PROBLEM | The listing below must be repeated word for word, with its images excluded.

DATASET CONTENT |
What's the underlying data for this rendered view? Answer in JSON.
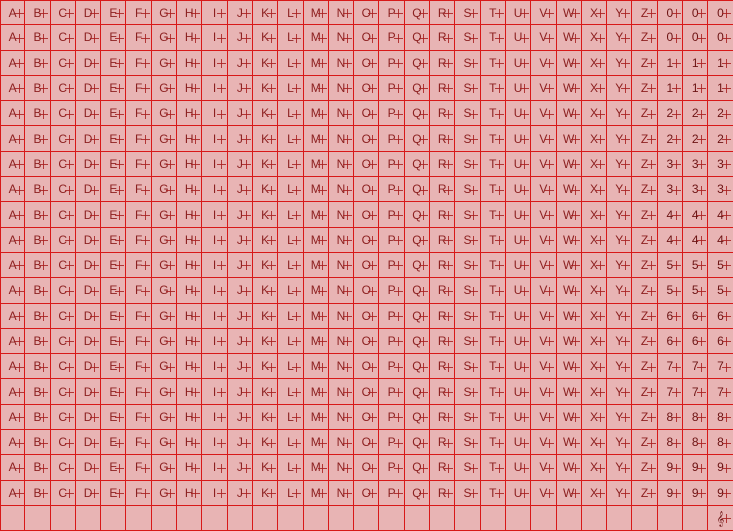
{
  "grid": {
    "rows": [
      [
        "A",
        "B",
        "C",
        "D",
        "E",
        "F",
        "G",
        "H",
        "I",
        "J",
        "K",
        "L",
        "M",
        "N",
        "O",
        "P",
        "Q",
        "R",
        "S",
        "T",
        "U",
        "V",
        "W",
        "X",
        "Y",
        "Z",
        "0",
        "0",
        "0"
      ],
      [
        "A",
        "B",
        "C",
        "D",
        "E",
        "F",
        "G",
        "H",
        "I",
        "J",
        "K",
        "L",
        "M",
        "N",
        "O",
        "P",
        "Q",
        "R",
        "S",
        "T",
        "U",
        "V",
        "W",
        "X",
        "Y",
        "Z",
        "0",
        "0",
        "0"
      ],
      [
        "A",
        "B",
        "C",
        "D",
        "E",
        "F",
        "G",
        "H",
        "I",
        "J",
        "K",
        "L",
        "M",
        "N",
        "O",
        "P",
        "Q",
        "R",
        "S",
        "T",
        "U",
        "V",
        "W",
        "X",
        "Y",
        "Z",
        "1",
        "1",
        "1"
      ],
      [
        "A",
        "B",
        "C",
        "D",
        "E",
        "F",
        "G",
        "H",
        "I",
        "J",
        "K",
        "L",
        "M",
        "N",
        "O",
        "P",
        "Q",
        "R",
        "S",
        "T",
        "U",
        "V",
        "W",
        "X",
        "Y",
        "Z",
        "1",
        "1",
        "1"
      ],
      [
        "A",
        "B",
        "C",
        "D",
        "E",
        "F",
        "G",
        "H",
        "I",
        "J",
        "K",
        "L",
        "M",
        "N",
        "O",
        "P",
        "Q",
        "R",
        "S",
        "T",
        "U",
        "V",
        "W",
        "X",
        "Y",
        "Z",
        "2",
        "2",
        "2"
      ],
      [
        "A",
        "B",
        "C",
        "D",
        "E",
        "F",
        "G",
        "H",
        "I",
        "J",
        "K",
        "L",
        "M",
        "N",
        "O",
        "P",
        "Q",
        "R",
        "S",
        "T",
        "U",
        "V",
        "W",
        "X",
        "Y",
        "Z",
        "2",
        "2",
        "2"
      ],
      [
        "A",
        "B",
        "C",
        "D",
        "E",
        "F",
        "G",
        "H",
        "I",
        "J",
        "K",
        "L",
        "M",
        "N",
        "O",
        "P",
        "Q",
        "R",
        "S",
        "T",
        "U",
        "V",
        "W",
        "X",
        "Y",
        "Z",
        "3",
        "3",
        "3"
      ],
      [
        "A",
        "B",
        "C",
        "D",
        "E",
        "F",
        "G",
        "H",
        "I",
        "J",
        "K",
        "L",
        "M",
        "N",
        "O",
        "P",
        "Q",
        "R",
        "S",
        "T",
        "U",
        "V",
        "W",
        "X",
        "Y",
        "Z",
        "3",
        "3",
        "3"
      ],
      [
        "A",
        "B",
        "C",
        "D",
        "E",
        "F",
        "G",
        "H",
        "I",
        "J",
        "K",
        "L",
        "M",
        "N",
        "O",
        "P",
        "Q",
        "R",
        "S",
        "T",
        "U",
        "V",
        "W",
        "X",
        "Y",
        "Z",
        "4",
        "4",
        "4"
      ],
      [
        "A",
        "B",
        "C",
        "D",
        "E",
        "F",
        "G",
        "H",
        "I",
        "J",
        "K",
        "L",
        "M",
        "N",
        "O",
        "P",
        "Q",
        "R",
        "S",
        "T",
        "U",
        "V",
        "W",
        "X",
        "Y",
        "Z",
        "4",
        "4",
        "4"
      ],
      [
        "A",
        "B",
        "C",
        "D",
        "E",
        "F",
        "G",
        "H",
        "I",
        "J",
        "K",
        "L",
        "M",
        "N",
        "O",
        "P",
        "Q",
        "R",
        "S",
        "T",
        "U",
        "V",
        "W",
        "X",
        "Y",
        "Z",
        "5",
        "5",
        "5"
      ],
      [
        "A",
        "B",
        "C",
        "D",
        "E",
        "F",
        "G",
        "H",
        "I",
        "J",
        "K",
        "L",
        "M",
        "N",
        "O",
        "P",
        "Q",
        "R",
        "S",
        "T",
        "U",
        "V",
        "W",
        "X",
        "Y",
        "Z",
        "5",
        "5",
        "5"
      ],
      [
        "A",
        "B",
        "C",
        "D",
        "E",
        "F",
        "G",
        "H",
        "I",
        "J",
        "K",
        "L",
        "M",
        "N",
        "O",
        "P",
        "Q",
        "R",
        "S",
        "T",
        "U",
        "V",
        "W",
        "X",
        "Y",
        "Z",
        "6",
        "6",
        "6"
      ],
      [
        "A",
        "B",
        "C",
        "D",
        "E",
        "F",
        "G",
        "H",
        "I",
        "J",
        "K",
        "L",
        "M",
        "N",
        "O",
        "P",
        "Q",
        "R",
        "S",
        "T",
        "U",
        "V",
        "W",
        "X",
        "Y",
        "Z",
        "6",
        "6",
        "6"
      ],
      [
        "A",
        "B",
        "C",
        "D",
        "E",
        "F",
        "G",
        "H",
        "I",
        "J",
        "K",
        "L",
        "M",
        "N",
        "O",
        "P",
        "Q",
        "R",
        "S",
        "T",
        "U",
        "V",
        "W",
        "X",
        "Y",
        "Z",
        "7",
        "7",
        "7"
      ],
      [
        "A",
        "B",
        "C",
        "D",
        "E",
        "F",
        "G",
        "H",
        "I",
        "J",
        "K",
        "L",
        "M",
        "N",
        "O",
        "P",
        "Q",
        "R",
        "S",
        "T",
        "U",
        "V",
        "W",
        "X",
        "Y",
        "Z",
        "7",
        "7",
        "7"
      ],
      [
        "A",
        "B",
        "C",
        "D",
        "E",
        "F",
        "G",
        "H",
        "I",
        "J",
        "K",
        "L",
        "M",
        "N",
        "O",
        "P",
        "Q",
        "R",
        "S",
        "T",
        "U",
        "V",
        "W",
        "X",
        "Y",
        "Z",
        "8",
        "8",
        "8"
      ],
      [
        "A",
        "B",
        "C",
        "D",
        "E",
        "F",
        "G",
        "H",
        "I",
        "J",
        "K",
        "L",
        "M",
        "N",
        "O",
        "P",
        "Q",
        "R",
        "S",
        "T",
        "U",
        "V",
        "W",
        "X",
        "Y",
        "Z",
        "8",
        "8",
        "8"
      ],
      [
        "A",
        "B",
        "C",
        "D",
        "E",
        "F",
        "G",
        "H",
        "I",
        "J",
        "K",
        "L",
        "M",
        "N",
        "O",
        "P",
        "Q",
        "R",
        "S",
        "T",
        "U",
        "V",
        "W",
        "X",
        "Y",
        "Z",
        "9",
        "9",
        "9"
      ],
      [
        "A",
        "B",
        "C",
        "D",
        "E",
        "F",
        "G",
        "H",
        "I",
        "J",
        "K",
        "L",
        "M",
        "N",
        "O",
        "P",
        "Q",
        "R",
        "S",
        "T",
        "U",
        "V",
        "W",
        "X",
        "Y",
        "Z",
        "9",
        "9",
        "9"
      ],
      [
        "",
        "",
        "",
        "",
        "",
        "",
        "",
        "",
        "",
        "",
        "",
        "",
        "",
        "",
        "",
        "",
        "",
        "",
        "",
        "",
        "",
        "",
        "",
        "",
        "",
        "",
        "",
        "",
        "𝄞"
      ]
    ]
  },
  "colors": {
    "background": "#e8b4b4",
    "grid_line": "#d81818",
    "glyph": "#8c2020"
  }
}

ANSWER TO THE EXERCISE |
What's the underlying data for this rendered view? Answer in JSON.
{
  "grid": {
    "rows": [
      [
        "A",
        "B",
        "C",
        "D",
        "E",
        "F",
        "G",
        "H",
        "I",
        "J",
        "K",
        "L",
        "M",
        "N",
        "O",
        "P",
        "Q",
        "R",
        "S",
        "T",
        "U",
        "V",
        "W",
        "X",
        "Y",
        "Z",
        "0",
        "0",
        "0"
      ],
      [
        "A",
        "B",
        "C",
        "D",
        "E",
        "F",
        "G",
        "H",
        "I",
        "J",
        "K",
        "L",
        "M",
        "N",
        "O",
        "P",
        "Q",
        "R",
        "S",
        "T",
        "U",
        "V",
        "W",
        "X",
        "Y",
        "Z",
        "0",
        "0",
        "0"
      ],
      [
        "A",
        "B",
        "C",
        "D",
        "E",
        "F",
        "G",
        "H",
        "I",
        "J",
        "K",
        "L",
        "M",
        "N",
        "O",
        "P",
        "Q",
        "R",
        "S",
        "T",
        "U",
        "V",
        "W",
        "X",
        "Y",
        "Z",
        "1",
        "1",
        "1"
      ],
      [
        "A",
        "B",
        "C",
        "D",
        "E",
        "F",
        "G",
        "H",
        "I",
        "J",
        "K",
        "L",
        "M",
        "N",
        "O",
        "P",
        "Q",
        "R",
        "S",
        "T",
        "U",
        "V",
        "W",
        "X",
        "Y",
        "Z",
        "1",
        "1",
        "1"
      ],
      [
        "A",
        "B",
        "C",
        "D",
        "E",
        "F",
        "G",
        "H",
        "I",
        "J",
        "K",
        "L",
        "M",
        "N",
        "O",
        "P",
        "Q",
        "R",
        "S",
        "T",
        "U",
        "V",
        "W",
        "X",
        "Y",
        "Z",
        "2",
        "2",
        "2"
      ],
      [
        "A",
        "B",
        "C",
        "D",
        "E",
        "F",
        "G",
        "H",
        "I",
        "J",
        "K",
        "L",
        "M",
        "N",
        "O",
        "P",
        "Q",
        "R",
        "S",
        "T",
        "U",
        "V",
        "W",
        "X",
        "Y",
        "Z",
        "2",
        "2",
        "2"
      ],
      [
        "A",
        "B",
        "C",
        "D",
        "E",
        "F",
        "G",
        "H",
        "I",
        "J",
        "K",
        "L",
        "M",
        "N",
        "O",
        "P",
        "Q",
        "R",
        "S",
        "T",
        "U",
        "V",
        "W",
        "X",
        "Y",
        "Z",
        "3",
        "3",
        "3"
      ],
      [
        "A",
        "B",
        "C",
        "D",
        "E",
        "F",
        "G",
        "H",
        "I",
        "J",
        "K",
        "L",
        "M",
        "N",
        "O",
        "P",
        "Q",
        "R",
        "S",
        "T",
        "U",
        "V",
        "W",
        "X",
        "Y",
        "Z",
        "3",
        "3",
        "3"
      ],
      [
        "A",
        "B",
        "C",
        "D",
        "E",
        "F",
        "G",
        "H",
        "I",
        "J",
        "K",
        "L",
        "M",
        "N",
        "O",
        "P",
        "Q",
        "R",
        "S",
        "T",
        "U",
        "V",
        "W",
        "X",
        "Y",
        "Z",
        "4",
        "4",
        "4"
      ],
      [
        "A",
        "B",
        "C",
        "D",
        "E",
        "F",
        "G",
        "H",
        "I",
        "J",
        "K",
        "L",
        "M",
        "N",
        "O",
        "P",
        "Q",
        "R",
        "S",
        "T",
        "U",
        "V",
        "W",
        "X",
        "Y",
        "Z",
        "4",
        "4",
        "4"
      ],
      [
        "A",
        "B",
        "C",
        "D",
        "E",
        "F",
        "G",
        "H",
        "I",
        "J",
        "K",
        "L",
        "M",
        "N",
        "O",
        "P",
        "Q",
        "R",
        "S",
        "T",
        "U",
        "V",
        "W",
        "X",
        "Y",
        "Z",
        "5",
        "5",
        "5"
      ],
      [
        "A",
        "B",
        "C",
        "D",
        "E",
        "F",
        "G",
        "H",
        "I",
        "J",
        "K",
        "L",
        "M",
        "N",
        "O",
        "P",
        "Q",
        "R",
        "S",
        "T",
        "U",
        "V",
        "W",
        "X",
        "Y",
        "Z",
        "5",
        "5",
        "5"
      ],
      [
        "A",
        "B",
        "C",
        "D",
        "E",
        "F",
        "G",
        "H",
        "I",
        "J",
        "K",
        "L",
        "M",
        "N",
        "O",
        "P",
        "Q",
        "R",
        "S",
        "T",
        "U",
        "V",
        "W",
        "X",
        "Y",
        "Z",
        "6",
        "6",
        "6"
      ],
      [
        "A",
        "B",
        "C",
        "D",
        "E",
        "F",
        "G",
        "H",
        "I",
        "J",
        "K",
        "L",
        "M",
        "N",
        "O",
        "P",
        "Q",
        "R",
        "S",
        "T",
        "U",
        "V",
        "W",
        "X",
        "Y",
        "Z",
        "6",
        "6",
        "6"
      ],
      [
        "A",
        "B",
        "C",
        "D",
        "E",
        "F",
        "G",
        "H",
        "I",
        "J",
        "K",
        "L",
        "M",
        "N",
        "O",
        "P",
        "Q",
        "R",
        "S",
        "T",
        "U",
        "V",
        "W",
        "X",
        "Y",
        "Z",
        "7",
        "7",
        "7"
      ],
      [
        "A",
        "B",
        "C",
        "D",
        "E",
        "F",
        "G",
        "H",
        "I",
        "J",
        "K",
        "L",
        "M",
        "N",
        "O",
        "P",
        "Q",
        "R",
        "S",
        "T",
        "U",
        "V",
        "W",
        "X",
        "Y",
        "Z",
        "7",
        "7",
        "7"
      ],
      [
        "A",
        "B",
        "C",
        "D",
        "E",
        "F",
        "G",
        "H",
        "I",
        "J",
        "K",
        "L",
        "M",
        "N",
        "O",
        "P",
        "Q",
        "R",
        "S",
        "T",
        "U",
        "V",
        "W",
        "X",
        "Y",
        "Z",
        "8",
        "8",
        "8"
      ],
      [
        "A",
        "B",
        "C",
        "D",
        "E",
        "F",
        "G",
        "H",
        "I",
        "J",
        "K",
        "L",
        "M",
        "N",
        "O",
        "P",
        "Q",
        "R",
        "S",
        "T",
        "U",
        "V",
        "W",
        "X",
        "Y",
        "Z",
        "8",
        "8",
        "8"
      ],
      [
        "A",
        "B",
        "C",
        "D",
        "E",
        "F",
        "G",
        "H",
        "I",
        "J",
        "K",
        "L",
        "M",
        "N",
        "O",
        "P",
        "Q",
        "R",
        "S",
        "T",
        "U",
        "V",
        "W",
        "X",
        "Y",
        "Z",
        "9",
        "9",
        "9"
      ],
      [
        "A",
        "B",
        "C",
        "D",
        "E",
        "F",
        "G",
        "H",
        "I",
        "J",
        "K",
        "L",
        "M",
        "N",
        "O",
        "P",
        "Q",
        "R",
        "S",
        "T",
        "U",
        "V",
        "W",
        "X",
        "Y",
        "Z",
        "9",
        "9",
        "9"
      ],
      [
        "",
        "",
        "",
        "",
        "",
        "",
        "",
        "",
        "",
        "",
        "",
        "",
        "",
        "",
        "",
        "",
        "",
        "",
        "",
        "",
        "",
        "",
        "",
        "",
        "",
        "",
        "",
        "",
        "𝄞"
      ]
    ]
  },
  "colors": {
    "background": "#e8b4b4",
    "grid_line": "#d81818",
    "glyph": "#8c2020"
  }
}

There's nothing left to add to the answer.